* [WHAT YOU NEED TO DO]
Transcribe the records below exactly.

* [THE RECORDS]
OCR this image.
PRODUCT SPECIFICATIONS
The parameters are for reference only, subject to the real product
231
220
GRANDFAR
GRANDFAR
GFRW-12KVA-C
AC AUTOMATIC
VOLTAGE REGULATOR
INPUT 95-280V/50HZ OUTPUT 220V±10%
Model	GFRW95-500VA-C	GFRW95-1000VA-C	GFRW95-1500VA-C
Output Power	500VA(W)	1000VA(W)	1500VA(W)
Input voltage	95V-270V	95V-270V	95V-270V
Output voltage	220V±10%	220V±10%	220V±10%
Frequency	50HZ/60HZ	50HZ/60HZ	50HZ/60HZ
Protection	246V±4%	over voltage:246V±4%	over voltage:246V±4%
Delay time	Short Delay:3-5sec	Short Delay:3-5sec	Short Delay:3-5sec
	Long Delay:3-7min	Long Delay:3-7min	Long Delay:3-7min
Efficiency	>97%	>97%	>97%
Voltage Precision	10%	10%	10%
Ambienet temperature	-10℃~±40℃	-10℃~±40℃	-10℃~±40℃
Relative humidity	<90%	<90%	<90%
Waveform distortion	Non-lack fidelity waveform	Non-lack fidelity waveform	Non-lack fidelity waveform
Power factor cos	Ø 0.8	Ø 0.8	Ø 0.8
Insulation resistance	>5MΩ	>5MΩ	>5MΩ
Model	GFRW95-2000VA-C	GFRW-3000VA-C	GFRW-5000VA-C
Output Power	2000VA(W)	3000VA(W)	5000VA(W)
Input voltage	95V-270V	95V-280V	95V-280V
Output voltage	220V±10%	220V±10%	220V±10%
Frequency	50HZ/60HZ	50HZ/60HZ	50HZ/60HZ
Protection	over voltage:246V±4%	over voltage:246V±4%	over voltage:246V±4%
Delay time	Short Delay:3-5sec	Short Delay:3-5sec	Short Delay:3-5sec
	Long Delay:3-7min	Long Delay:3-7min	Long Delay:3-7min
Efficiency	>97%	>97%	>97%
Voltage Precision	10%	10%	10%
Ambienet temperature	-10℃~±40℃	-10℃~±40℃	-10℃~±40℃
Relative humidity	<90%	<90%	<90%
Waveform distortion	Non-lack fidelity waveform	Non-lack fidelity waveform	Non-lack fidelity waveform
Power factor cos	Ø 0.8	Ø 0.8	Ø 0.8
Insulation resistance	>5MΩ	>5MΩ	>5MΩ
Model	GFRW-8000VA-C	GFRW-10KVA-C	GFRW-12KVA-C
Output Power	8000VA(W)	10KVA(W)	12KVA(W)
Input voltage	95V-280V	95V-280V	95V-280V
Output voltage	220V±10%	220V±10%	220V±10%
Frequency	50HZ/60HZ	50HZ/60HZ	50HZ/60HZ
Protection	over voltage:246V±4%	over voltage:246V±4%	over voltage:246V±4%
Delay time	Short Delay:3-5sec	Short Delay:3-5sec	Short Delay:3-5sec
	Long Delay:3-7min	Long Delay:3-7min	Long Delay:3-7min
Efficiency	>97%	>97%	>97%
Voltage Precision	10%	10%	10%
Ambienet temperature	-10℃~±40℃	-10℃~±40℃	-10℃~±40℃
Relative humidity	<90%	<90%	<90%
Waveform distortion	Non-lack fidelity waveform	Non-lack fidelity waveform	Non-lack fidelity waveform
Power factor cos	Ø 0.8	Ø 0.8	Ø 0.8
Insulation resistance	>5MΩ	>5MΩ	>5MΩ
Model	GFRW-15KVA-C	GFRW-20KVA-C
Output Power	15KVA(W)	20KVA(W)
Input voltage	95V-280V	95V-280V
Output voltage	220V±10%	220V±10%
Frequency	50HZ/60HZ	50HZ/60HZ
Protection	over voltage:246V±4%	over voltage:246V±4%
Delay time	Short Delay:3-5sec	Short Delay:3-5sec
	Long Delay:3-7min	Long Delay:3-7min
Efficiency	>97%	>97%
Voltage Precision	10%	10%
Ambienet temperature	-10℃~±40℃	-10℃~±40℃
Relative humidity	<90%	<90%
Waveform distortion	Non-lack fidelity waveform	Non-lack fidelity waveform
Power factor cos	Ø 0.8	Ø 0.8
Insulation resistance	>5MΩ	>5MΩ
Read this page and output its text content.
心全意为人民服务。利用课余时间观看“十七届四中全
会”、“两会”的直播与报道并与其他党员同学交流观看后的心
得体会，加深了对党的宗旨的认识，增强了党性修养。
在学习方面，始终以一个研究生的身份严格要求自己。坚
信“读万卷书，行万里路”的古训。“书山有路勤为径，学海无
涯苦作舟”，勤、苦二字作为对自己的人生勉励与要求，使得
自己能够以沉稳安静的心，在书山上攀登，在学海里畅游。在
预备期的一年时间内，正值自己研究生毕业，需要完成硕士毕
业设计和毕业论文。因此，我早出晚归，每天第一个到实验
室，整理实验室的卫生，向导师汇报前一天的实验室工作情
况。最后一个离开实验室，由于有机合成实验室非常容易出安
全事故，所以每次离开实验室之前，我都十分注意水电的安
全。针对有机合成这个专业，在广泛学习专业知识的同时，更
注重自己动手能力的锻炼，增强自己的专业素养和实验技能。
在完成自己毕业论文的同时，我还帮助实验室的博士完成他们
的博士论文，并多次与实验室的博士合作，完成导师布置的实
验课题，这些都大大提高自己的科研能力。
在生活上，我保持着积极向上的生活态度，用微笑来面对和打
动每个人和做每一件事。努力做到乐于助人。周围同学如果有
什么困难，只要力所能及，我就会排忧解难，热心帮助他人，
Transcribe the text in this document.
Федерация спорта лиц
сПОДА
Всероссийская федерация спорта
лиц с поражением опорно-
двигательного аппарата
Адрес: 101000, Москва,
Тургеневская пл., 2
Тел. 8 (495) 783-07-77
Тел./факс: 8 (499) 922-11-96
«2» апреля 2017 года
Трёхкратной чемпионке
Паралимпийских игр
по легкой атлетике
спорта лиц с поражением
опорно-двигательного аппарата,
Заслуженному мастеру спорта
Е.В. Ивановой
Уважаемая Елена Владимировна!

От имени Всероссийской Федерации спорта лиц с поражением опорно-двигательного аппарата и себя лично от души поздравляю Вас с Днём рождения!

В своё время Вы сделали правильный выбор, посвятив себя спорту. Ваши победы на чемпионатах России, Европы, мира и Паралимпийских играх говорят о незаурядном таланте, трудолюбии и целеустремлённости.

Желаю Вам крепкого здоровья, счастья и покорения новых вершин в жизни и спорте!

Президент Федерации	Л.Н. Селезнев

* [SOLUTION FOR THIS PROBLEM]
OCR this image.
PRODUCT SPECIFICATIONS
The parameters are for reference only, subject to the real product
231
220
GRANDFAR
GRANDFAR
GFRW-12KVA-C
AC AUTOMATIC
VOLTAGE REGULATOR
INPUT 95-280V/50HZ OUTPUT 220V±10%
Model	GFRW95-500VA-C	GFRW95-1000VA-C	GFRW95-1500VA-C
Output Power	500VA(W)	1000VA(W)	1500VA(W)
Input voltage	95V-270V	95V-270V	95V-270V
Output voltage	220V±10%	220V±10%	220V±10%
Frequency	50HZ/60HZ	50HZ/60HZ	50HZ/60HZ
Protection	246V±4%	over voltage:246V±4%	over voltage:246V±4%
Delay time	Short Delay:3-5sec	Short Delay:3-5sec	Short Delay:3-5sec
	Long Delay:3-7min	Long Delay:3-7min	Long Delay:3-7min
Efficiency	>97%	>97%	>97%
Voltage Precision	10%	10%	10%
Ambienet temperature	-10℃~±40℃	-10℃~±40℃	-10℃~±40℃
Relative humidity	<90%	<90%	<90%
Waveform distortion	Non-lack fidelity waveform	Non-lack fidelity waveform	Non-lack fidelity waveform
Power factor cos	Ø 0.8	Ø 0.8	Ø 0.8
Insulation resistance	>5MΩ	>5MΩ	>5MΩ
Model	GFRW95-2000VA-C	GFRW-3000VA-C	GFRW-5000VA-C
Output Power	2000VA(W)	3000VA(W)	5000VA(W)
Input voltage	95V-270V	95V-280V	95V-280V
Output voltage	220V±10%	220V±10%	220V±10%
Frequency	50HZ/60HZ	50HZ/60HZ	50HZ/60HZ
Protection	over voltage:246V±4%	over voltage:246V±4%	over voltage:246V±4%
Delay time	Short Delay:3-5sec	Short Delay:3-5sec	Short Delay:3-5sec
	Long Delay:3-7min	Long Delay:3-7min	Long Delay:3-7min
Efficiency	>97%	>97%	>97%
Voltage Precision	10%	10%	10%
Ambienet temperature	-10℃~±40℃	-10℃~±40℃	-10℃~±40℃
Relative humidity	<90%	<90%	<90%
Waveform distortion	Non-lack fidelity waveform	Non-lack fidelity waveform	Non-lack fidelity waveform
Power factor cos	Ø 0.8	Ø 0.8	Ø 0.8
Insulation resistance	>5MΩ	>5MΩ	>5MΩ
Model	GFRW-8000VA-C	GFRW-10KVA-C	GFRW-12KVA-C
Output Power	8000VA(W)	10KVA(W)	12KVA(W)
Input voltage	95V-280V	95V-280V	95V-280V
Output voltage	220V±10%	220V±10%	220V±10%
Frequency	50HZ/60HZ	50HZ/60HZ	50HZ/60HZ
Protection	over voltage:246V±4%	over voltage:246V±4%	over voltage:246V±4%
Delay time	Short Delay:3-5sec	Short Delay:3-5sec	Short Delay:3-5sec
	Long Delay:3-7min	Long Delay:3-7min	Long Delay:3-7min
Efficiency	>97%	>97%	>97%
Voltage Precision	10%	10%	10%
Ambienet temperature	-10℃~±40℃	-10℃~±40℃	-10℃~±40℃
Relative humidity	<90%	<90%	<90%
Waveform distortion	Non-lack fidelity waveform	Non-lack fidelity waveform	Non-lack fidelity waveform
Power factor cos	Ø 0.8	Ø 0.8	Ø 0.8
Insulation resistance	>5MΩ	>5MΩ	>5MΩ
Model	GFRW-15KVA-C	GFRW-20KVA-C
Output Power	15KVA(W)	20KVA(W)
Input voltage	95V-280V	95V-280V
Output voltage	220V±10%	220V±10%
Frequency	50HZ/60HZ	50HZ/60HZ
Protection	over voltage:246V±4%	over voltage:246V±4%
Delay time	Short Delay:3-5sec	Short Delay:3-5sec
	Long Delay:3-7min	Long Delay:3-7min
Efficiency	>97%	>97%
Voltage Precision	10%	10%
Ambienet temperature	-10℃~±40℃	-10℃~±40℃
Relative humidity	<90%	<90%
Waveform distortion	Non-lack fidelity waveform	Non-lack fidelity waveform
Power factor cos	Ø 0.8	Ø 0.8
Insulation resistance	>5MΩ	>5MΩ
Read this page and output its text content.
心全意为人民服务。利用课余时间观看“十七届四中全
会”、“两会”的直播与报道并与其他党员同学交流观看后的心
得体会，加深了对党的宗旨的认识，增强了党性修养。
在学习方面，始终以一个研究生的身份严格要求自己。坚
信“读万卷书，行万里路”的古训。“书山有路勤为径，学海无
涯苦作舟”，勤、苦二字作为对自己的人生勉励与要求，使得
自己能够以沉稳安静的心，在书山上攀登，在学海里畅游。在
预备期的一年时间内，正值自己研究生毕业，需要完成硕士毕
业设计和毕业论文。因此，我早出晚归，每天第一个到实验
室，整理实验室的卫生，向导师汇报前一天的实验室工作情
况。最后一个离开实验室，由于有机合成实验室非常容易出安
全事故，所以每次离开实验室之前，我都十分注意水电的安
全。针对有机合成这个专业，在广泛学习专业知识的同时，更
注重自己动手能力的锻炼，增强自己的专业素养和实验技能。
在完成自己毕业论文的同时，我还帮助实验室的博士完成他们
的博士论文，并多次与实验室的博士合作，完成导师布置的实
验课题，这些都大大提高自己的科研能力。
在生活上，我保持着积极向上的生活态度，用微笑来面对和打
动每个人和做每一件事。努力做到乐于助人。周围同学如果有
什么困难，只要力所能及，我就会排忧解难，热心帮助他人，
Transcribe the text in this document.
Федерация спорта лиц
сПОДА
Всероссийская федерация спорта
лиц с поражением опорно-
двигательного аппарата
Адрес: 101000, Москва,
Тургеневская пл., 2
Тел. 8 (495) 783-07-77
Тел./факс: 8 (499) 922-11-96
«2» апреля 2017 года
Трёхкратной чемпионке
Паралимпийских игр
по легкой атлетике
спорта лиц с поражением
опорно-двигательного аппарата,
Заслуженному мастеру спорта
Е.В. Ивановой
Уважаемая Елена Владимировна!

От имени Всероссийской Федерации спорта лиц с поражением опорно-двигательного аппарата и себя лично от души поздравляю Вас с Днём рождения!

В своё время Вы сделали правильный выбор, посвятив себя спорту. Ваши победы на чемпионатах России, Европы, мира и Паралимпийских играх говорят о незаурядном таланте, трудолюбии и целеустремлённости.

Желаю Вам крепкого здоровья, счастья и покорения новых вершин в жизни и спорте!

Президент Федерации	Л.Н. Селезнев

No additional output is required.